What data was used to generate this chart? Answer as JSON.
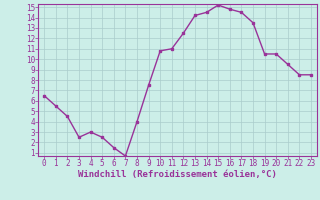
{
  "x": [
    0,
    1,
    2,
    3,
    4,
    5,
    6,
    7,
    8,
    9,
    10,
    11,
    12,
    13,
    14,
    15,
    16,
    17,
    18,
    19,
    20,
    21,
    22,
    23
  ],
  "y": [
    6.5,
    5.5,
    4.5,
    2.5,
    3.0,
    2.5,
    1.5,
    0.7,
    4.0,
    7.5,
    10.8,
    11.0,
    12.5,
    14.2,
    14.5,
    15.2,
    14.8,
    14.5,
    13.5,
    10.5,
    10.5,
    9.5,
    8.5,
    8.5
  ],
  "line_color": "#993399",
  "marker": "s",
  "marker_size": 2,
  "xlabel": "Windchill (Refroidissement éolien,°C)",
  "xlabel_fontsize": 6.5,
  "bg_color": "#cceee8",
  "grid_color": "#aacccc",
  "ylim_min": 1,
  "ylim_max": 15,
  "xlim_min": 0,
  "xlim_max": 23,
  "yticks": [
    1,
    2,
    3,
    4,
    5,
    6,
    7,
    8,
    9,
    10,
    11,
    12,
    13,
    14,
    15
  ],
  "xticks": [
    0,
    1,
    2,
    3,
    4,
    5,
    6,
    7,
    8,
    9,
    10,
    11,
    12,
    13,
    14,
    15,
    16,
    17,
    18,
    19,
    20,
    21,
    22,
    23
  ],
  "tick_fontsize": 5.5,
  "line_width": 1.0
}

------

▸ **Your instructions**
Exactly as written, return every line of the listing, but not the pictures.

▸ **Solution below**
What data was used to generate this chart? Answer as JSON.
{
  "x": [
    0,
    1,
    2,
    3,
    4,
    5,
    6,
    7,
    8,
    9,
    10,
    11,
    12,
    13,
    14,
    15,
    16,
    17,
    18,
    19,
    20,
    21,
    22,
    23
  ],
  "y": [
    6.5,
    5.5,
    4.5,
    2.5,
    3.0,
    2.5,
    1.5,
    0.7,
    4.0,
    7.5,
    10.8,
    11.0,
    12.5,
    14.2,
    14.5,
    15.2,
    14.8,
    14.5,
    13.5,
    10.5,
    10.5,
    9.5,
    8.5,
    8.5
  ],
  "line_color": "#993399",
  "marker": "s",
  "marker_size": 2,
  "xlabel": "Windchill (Refroidissement éolien,°C)",
  "xlabel_fontsize": 6.5,
  "bg_color": "#cceee8",
  "grid_color": "#aacccc",
  "ylim_min": 1,
  "ylim_max": 15,
  "xlim_min": 0,
  "xlim_max": 23,
  "yticks": [
    1,
    2,
    3,
    4,
    5,
    6,
    7,
    8,
    9,
    10,
    11,
    12,
    13,
    14,
    15
  ],
  "xticks": [
    0,
    1,
    2,
    3,
    4,
    5,
    6,
    7,
    8,
    9,
    10,
    11,
    12,
    13,
    14,
    15,
    16,
    17,
    18,
    19,
    20,
    21,
    22,
    23
  ],
  "tick_fontsize": 5.5,
  "line_width": 1.0
}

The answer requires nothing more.